• **THE PROBLEM**: Set down each record below precisely, skipping the pictures.

****************************************

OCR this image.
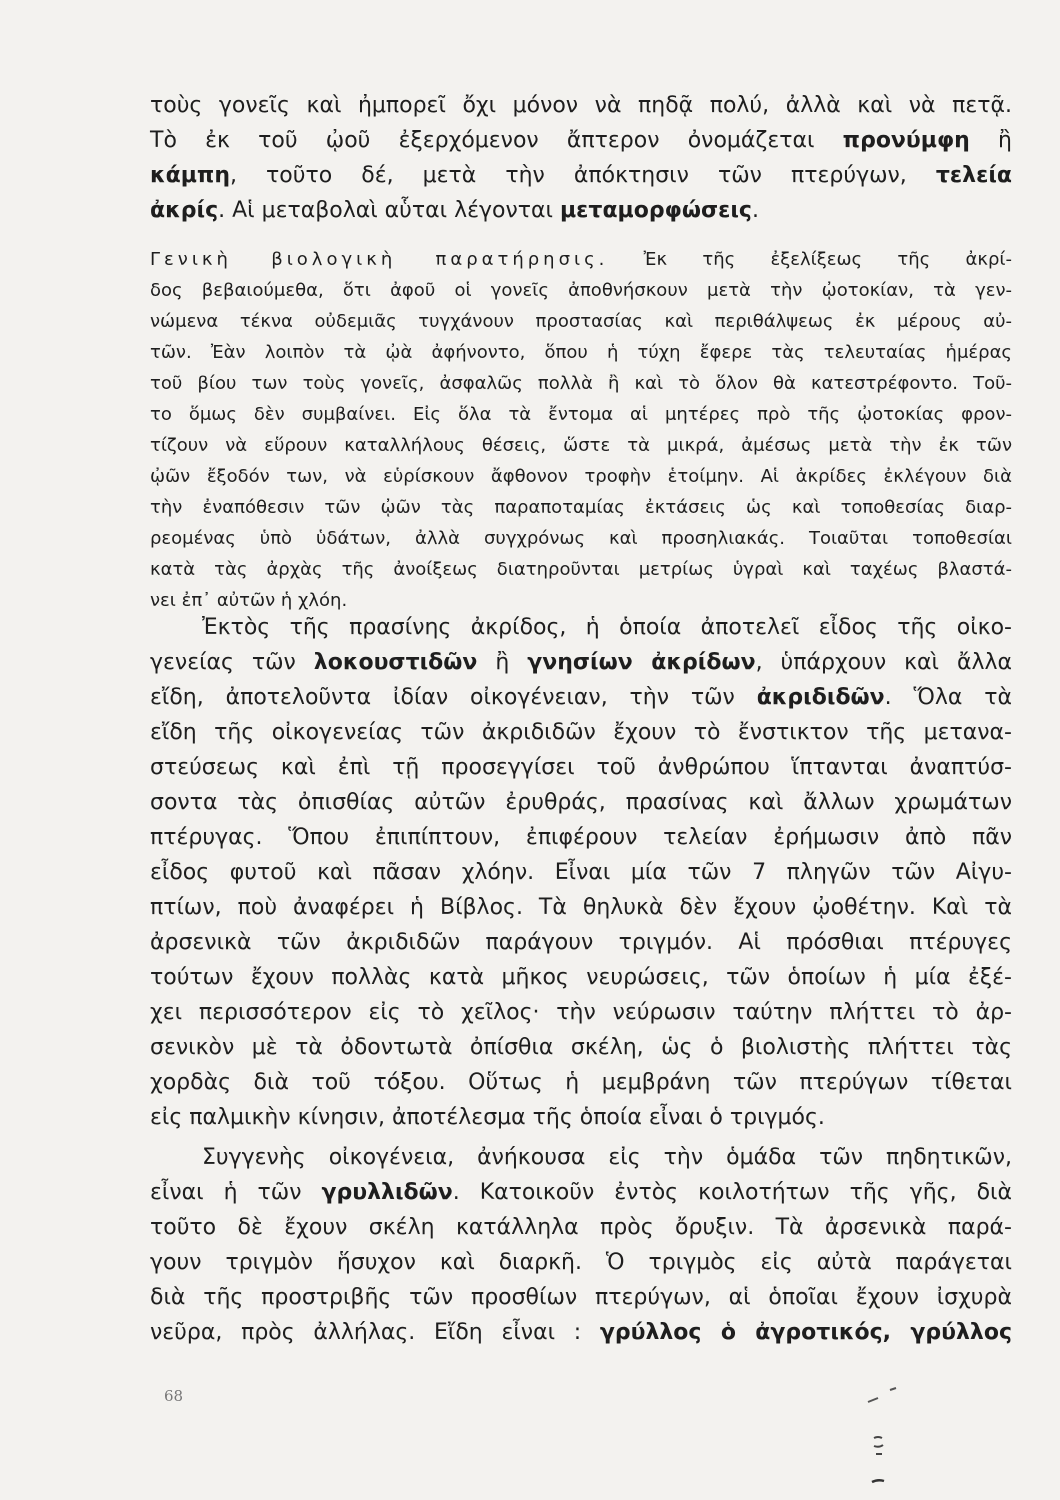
τοὺς γονεῖς καὶ ἠμπορεῖ ὄχι μόνον νὰ πηδᾷ πολύ, ἀλλὰ καὶ νὰ πετᾷ.
Τὸ ἐκ τοῦ ᾠοῦ ἐξερχόμενον ἄπτερον ὀνομάζεται προνύμφη ἢ
κάμπη, τοῦτο δέ, μετὰ τὴν ἀπόκτησιν τῶν πτερύγων, τελεία
ἀκρίς. Αἱ μεταβολαὶ αὗται λέγονται μεταμορφώσεις.
Γενικὴ βιολογικὴ παρατήρησις. Ἐκ τῆς ἐξελίξεως τῆς ἀκρί-
δος βεβαιούμεθα, ὅτι ἀφοῦ οἱ γονεῖς ἀποθνήσκουν μετὰ τὴν ᾠοτοκίαν, τὰ γεν-
νώμενα τέκνα οὐδεμιᾶς τυγχάνουν προστασίας καὶ περιθάλψεως ἐκ μέρους αὐ-
τῶν. Ἐὰν λοιπὸν τὰ ᾠὰ ἀφήνοντο, ὅπου ἡ τύχη ἔφερε τὰς τελευταίας ἡμέρας
τοῦ βίου των τοὺς γονεῖς, ἀσφαλῶς πολλὰ ἢ καὶ τὸ ὅλον θὰ κατεστρέφοντο. Τοῦ-
το ὅμως δὲν συμβαίνει. Εἰς ὅλα τὰ ἔντομα αἱ μητέρες πρὸ τῆς ᾠοτοκίας φρον-
τίζουν νὰ εὕρουν καταλλήλους θέσεις, ὥστε τὰ μικρά, ἀμέσως μετὰ τὴν ἐκ τῶν
ᾠῶν ἔξοδόν των, νὰ εὑρίσκουν ἄφθονον τροφὴν ἑτοίμην. Αἱ ἀκρίδες ἐκλέγουν διὰ
τὴν ἐναπόθεσιν τῶν ᾠῶν τὰς παραποταμίας ἐκτάσεις ὡς καὶ τοποθεσίας διαρ-
ρεομένας ὑπὸ ὑδάτων, ἀλλὰ συγχρόνως καὶ προσηλιακάς. Τοιαῦται τοποθεσίαι
κατὰ τὰς ἀρχὰς τῆς ἀνοίξεως διατηροῦνται μετρίως ὑγραὶ καὶ ταχέως βλαστά-
νει ἐπ᾽ αὐτῶν ἡ χλόη.
Ἐκτὸς τῆς πρασίνης ἀκρίδος, ἡ ὁποία ἀποτελεῖ εἶδος τῆς οἰκο-
γενείας τῶν λοκουστιδῶν ἢ γνησίων ἀκρίδων, ὑπάρχουν καὶ ἄλλα
εἴδη, ἀποτελοῦντα ἰδίαν οἰκογένειαν, τὴν τῶν ἀκριδιδῶν. Ὅλα τὰ
εἴδη τῆς οἰκογενείας τῶν ἀκριδιδῶν ἔχουν τὸ ἔνστικτον τῆς μετανα-
στεύσεως καὶ ἐπὶ τῇ προσεγγίσει τοῦ ἀνθρώπου ἵπτανται ἀναπτύσ-
σοντα τὰς ὀπισθίας αὐτῶν ἐρυθράς, πρασίνας καὶ ἄλλων χρωμάτων
πτέρυγας. Ὅπου ἐπιπίπτουν, ἐπιφέρουν τελείαν ἐρήμωσιν ἀπὸ πᾶν
εἶδος φυτοῦ καὶ πᾶσαν χλόην. Εἶναι μία τῶν 7 πληγῶν τῶν Αἰγυ-
πτίων, ποὺ ἀναφέρει ἡ Βίβλος. Τὰ θηλυκὰ δὲν ἔχουν ᾠοθέτην. Καὶ τὰ
ἀρσενικὰ τῶν ἀκριδιδῶν παράγουν τριγμόν. Αἱ πρόσθιαι πτέρυγες
τούτων ἔχουν πολλὰς κατὰ μῆκος νευρώσεις, τῶν ὁποίων ἡ μία ἐξέ-
χει περισσότερον εἰς τὸ χεῖλος· τὴν νεύρωσιν ταύτην πλήττει τὸ ἀρ-
σενικὸν μὲ τὰ ὀδοντωτὰ ὀπίσθια σκέλη, ὡς ὁ βιολιστὴς πλήττει τὰς
χορδὰς διὰ τοῦ τόξου. Οὕτως ἡ μεμβράνη τῶν πτερύγων τίθεται
εἰς παλμικὴν κίνησιν, ἀποτέλεσμα τῆς ὁποία εἶναι ὁ τριγμός.
Συγγενὴς οἰκογένεια, ἀνήκουσα εἰς τὴν ὁμάδα τῶν πηδητικῶν,
εἶναι ἡ τῶν γρυλλιδῶν. Κατοικοῦν ἐντὸς κοιλοτήτων τῆς γῆς, διὰ
τοῦτο δὲ ἔχουν σκέλη κατάλληλα πρὸς ὄρυξιν. Τὰ ἀρσενικὰ παρά-
γουν τριγμὸν ἥσυχον καὶ διαρκῆ. Ὁ τριγμὸς εἰς αὐτὰ παράγεται
διὰ τῆς προστριβῆς τῶν προσθίων πτερύγων, αἱ ὁποῖαι ἔχουν ἰσχυρὰ
νεῦρα, πρὸς ἀλλήλας. Εἴδη εἶναι : γρύλλος ὁ ἀγροτικός, γρύλλος
68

****************************************

• **EXPECTED OUTPUT**:
OCR this image.
τοὺς γονεῖς καὶ ἠμπορεῖ ὄχι μόνον νὰ πηδᾷ πολύ, ἀλλὰ καὶ νὰ πετᾷ.
Τὸ ἐκ τοῦ ᾠοῦ ἐξερχόμενον ἄπτερον ὀνομάζεται προνύμφη ἢ
κάμπη, τοῦτο δέ, μετὰ τὴν ἀπόκτησιν τῶν πτερύγων, τελεία
ἀκρίς. Αἱ μεταβολαὶ αὗται λέγονται μεταμορφώσεις.
Γενικὴ βιολογικὴ παρατήρησις. Ἐκ τῆς ἐξελίξεως τῆς ἀκρί-
δος βεβαιούμεθα, ὅτι ἀφοῦ οἱ γονεῖς ἀποθνήσκουν μετὰ τὴν ᾠοτοκίαν, τὰ γεν-
νώμενα τέκνα οὐδεμιᾶς τυγχάνουν προστασίας καὶ περιθάλψεως ἐκ μέρους αὐ-
τῶν. Ἐὰν λοιπὸν τὰ ᾠὰ ἀφήνοντο, ὅπου ἡ τύχη ἔφερε τὰς τελευταίας ἡμέρας
τοῦ βίου των τοὺς γονεῖς, ἀσφαλῶς πολλὰ ἢ καὶ τὸ ὅλον θὰ κατεστρέφοντο. Τοῦ-
το ὅμως δὲν συμβαίνει. Εἰς ὅλα τὰ ἔντομα αἱ μητέρες πρὸ τῆς ᾠοτοκίας φρον-
τίζουν νὰ εὕρουν καταλλήλους θέσεις, ὥστε τὰ μικρά, ἀμέσως μετὰ τὴν ἐκ τῶν
ᾠῶν ἔξοδόν των, νὰ εὑρίσκουν ἄφθονον τροφὴν ἑτοίμην. Αἱ ἀκρίδες ἐκλέγουν διὰ
τὴν ἐναπόθεσιν τῶν ᾠῶν τὰς παραποταμίας ἐκτάσεις ὡς καὶ τοποθεσίας διαρ-
ρεομένας ὑπὸ ὑδάτων, ἀλλὰ συγχρόνως καὶ προσηλιακάς. Τοιαῦται τοποθεσίαι
κατὰ τὰς ἀρχὰς τῆς ἀνοίξεως διατηροῦνται μετρίως ὑγραὶ καὶ ταχέως βλαστά-
νει ἐπ᾽ αὐτῶν ἡ χλόη.
Ἐκτὸς τῆς πρασίνης ἀκρίδος, ἡ ὁποία ἀποτελεῖ εἶδος τῆς οἰκο-
γενείας τῶν λοκουστιδῶν ἢ γνησίων ἀκρίδων, ὑπάρχουν καὶ ἄλλα
εἴδη, ἀποτελοῦντα ἰδίαν οἰκογένειαν, τὴν τῶν ἀκριδιδῶν. Ὅλα τὰ
εἴδη τῆς οἰκογενείας τῶν ἀκριδιδῶν ἔχουν τὸ ἔνστικτον τῆς μετανα-
στεύσεως καὶ ἐπὶ τῇ προσεγγίσει τοῦ ἀνθρώπου ἵπτανται ἀναπτύσ-
σοντα τὰς ὀπισθίας αὐτῶν ἐρυθράς, πρασίνας καὶ ἄλλων χρωμάτων
πτέρυγας. Ὅπου ἐπιπίπτουν, ἐπιφέρουν τελείαν ἐρήμωσιν ἀπὸ πᾶν
εἶδος φυτοῦ καὶ πᾶσαν χλόην. Εἶναι μία τῶν 7 πληγῶν τῶν Αἰγυ-
πτίων, ποὺ ἀναφέρει ἡ Βίβλος. Τὰ θηλυκὰ δὲν ἔχουν ᾠοθέτην. Καὶ τὰ
ἀρσενικὰ τῶν ἀκριδιδῶν παράγουν τριγμόν. Αἱ πρόσθιαι πτέρυγες
τούτων ἔχουν πολλὰς κατὰ μῆκος νευρώσεις, τῶν ὁποίων ἡ μία ἐξέ-
χει περισσότερον εἰς τὸ χεῖλος· τὴν νεύρωσιν ταύτην πλήττει τὸ ἀρ-
σενικὸν μὲ τὰ ὀδοντωτὰ ὀπίσθια σκέλη, ὡς ὁ βιολιστὴς πλήττει τὰς
χορδὰς διὰ τοῦ τόξου. Οὕτως ἡ μεμβράνη τῶν πτερύγων τίθεται
εἰς παλμικὴν κίνησιν, ἀποτέλεσμα τῆς ὁποία εἶναι ὁ τριγμός.
Συγγενὴς οἰκογένεια, ἀνήκουσα εἰς τὴν ὁμάδα τῶν πηδητικῶν,
εἶναι ἡ τῶν γρυλλιδῶν. Κατοικοῦν ἐντὸς κοιλοτήτων τῆς γῆς, διὰ
τοῦτο δὲ ἔχουν σκέλη κατάλληλα πρὸς ὄρυξιν. Τὰ ἀρσενικὰ παρά-
γουν τριγμὸν ἥσυχον καὶ διαρκῆ. Ὁ τριγμὸς εἰς αὐτὰ παράγεται
διὰ τῆς προστριβῆς τῶν προσθίων πτερύγων, αἱ ὁποῖαι ἔχουν ἰσχυρὰ
νεῦρα, πρὸς ἀλλήλας. Εἴδη εἶναι : γρύλλος ὁ ἀγροτικός, γρύλλος
68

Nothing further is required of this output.